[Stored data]
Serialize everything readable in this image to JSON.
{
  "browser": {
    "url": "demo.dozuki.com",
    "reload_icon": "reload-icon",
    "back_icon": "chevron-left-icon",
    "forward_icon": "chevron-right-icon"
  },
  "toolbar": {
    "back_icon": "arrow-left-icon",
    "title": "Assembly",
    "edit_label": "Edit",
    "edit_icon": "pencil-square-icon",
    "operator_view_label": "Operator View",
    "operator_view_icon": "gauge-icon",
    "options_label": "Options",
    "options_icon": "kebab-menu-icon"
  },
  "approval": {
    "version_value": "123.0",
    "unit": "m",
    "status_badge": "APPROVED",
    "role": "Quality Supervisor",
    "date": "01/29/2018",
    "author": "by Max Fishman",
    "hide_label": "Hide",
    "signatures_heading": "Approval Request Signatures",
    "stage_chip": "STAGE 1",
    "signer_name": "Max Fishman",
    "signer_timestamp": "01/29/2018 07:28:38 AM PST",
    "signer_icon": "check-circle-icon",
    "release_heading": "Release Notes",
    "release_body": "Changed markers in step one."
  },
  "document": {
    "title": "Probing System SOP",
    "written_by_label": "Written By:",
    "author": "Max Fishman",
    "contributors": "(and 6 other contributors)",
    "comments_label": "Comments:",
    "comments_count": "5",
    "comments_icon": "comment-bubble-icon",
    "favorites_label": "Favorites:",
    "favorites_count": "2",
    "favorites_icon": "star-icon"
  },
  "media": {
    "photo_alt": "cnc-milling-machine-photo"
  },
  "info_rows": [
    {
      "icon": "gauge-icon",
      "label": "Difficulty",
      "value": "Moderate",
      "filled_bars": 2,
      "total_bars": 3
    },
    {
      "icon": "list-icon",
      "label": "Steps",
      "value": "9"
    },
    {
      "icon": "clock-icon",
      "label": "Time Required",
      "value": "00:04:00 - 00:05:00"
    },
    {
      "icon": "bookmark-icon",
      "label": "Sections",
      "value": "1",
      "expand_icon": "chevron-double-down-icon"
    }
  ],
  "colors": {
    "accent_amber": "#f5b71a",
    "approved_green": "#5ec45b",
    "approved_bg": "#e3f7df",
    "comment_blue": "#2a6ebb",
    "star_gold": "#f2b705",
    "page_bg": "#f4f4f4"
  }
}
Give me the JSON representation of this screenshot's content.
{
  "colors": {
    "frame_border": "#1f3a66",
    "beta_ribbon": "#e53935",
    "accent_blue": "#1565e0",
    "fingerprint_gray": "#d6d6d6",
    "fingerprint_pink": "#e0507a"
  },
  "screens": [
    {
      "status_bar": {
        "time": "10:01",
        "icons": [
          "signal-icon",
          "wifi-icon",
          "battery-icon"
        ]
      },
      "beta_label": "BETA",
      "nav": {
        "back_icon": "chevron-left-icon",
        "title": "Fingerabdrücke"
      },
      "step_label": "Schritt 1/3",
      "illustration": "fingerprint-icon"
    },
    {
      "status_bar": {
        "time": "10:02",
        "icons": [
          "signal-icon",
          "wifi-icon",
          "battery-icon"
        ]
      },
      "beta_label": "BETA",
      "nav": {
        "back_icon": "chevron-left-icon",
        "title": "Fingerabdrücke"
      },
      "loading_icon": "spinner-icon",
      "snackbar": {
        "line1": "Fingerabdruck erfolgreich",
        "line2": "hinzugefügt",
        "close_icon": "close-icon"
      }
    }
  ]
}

**THE PROBLEM:** Return only the lines running from the line with "Give me the" to the last line of the records, both included, exactly as written.

**WORKED SOLUTION:**
Give me the JSON representation of this screenshot's content.
{
  "colors": {
    "frame_border": "#1f3a66",
    "beta_ribbon": "#e53935",
    "accent_blue": "#1565e0",
    "fingerprint_gray": "#d6d6d6",
    "fingerprint_pink": "#e0507a"
  },
  "screens": [
    {
      "status_bar": {
        "time": "10:01",
        "icons": [
          "signal-icon",
          "wifi-icon",
          "battery-icon"
        ]
      },
      "beta_label": "BETA",
      "nav": {
        "back_icon": "chevron-left-icon",
        "title": "Fingerabdrücke"
      },
      "step_label": "Schritt 1/3",
      "illustration": "fingerprint-icon"
    },
    {
      "status_bar": {
        "time": "10:02",
        "icons": [
          "signal-icon",
          "wifi-icon",
          "battery-icon"
        ]
      },
      "beta_label": "BETA",
      "nav": {
        "back_icon": "chevron-left-icon",
        "title": "Fingerabdrücke"
      },
      "loading_icon": "spinner-icon",
      "snackbar": {
        "line1": "Fingerabdruck erfolgreich",
        "line2": "hinzugefügt",
        "close_icon": "close-icon"
      }
    }
  ]
}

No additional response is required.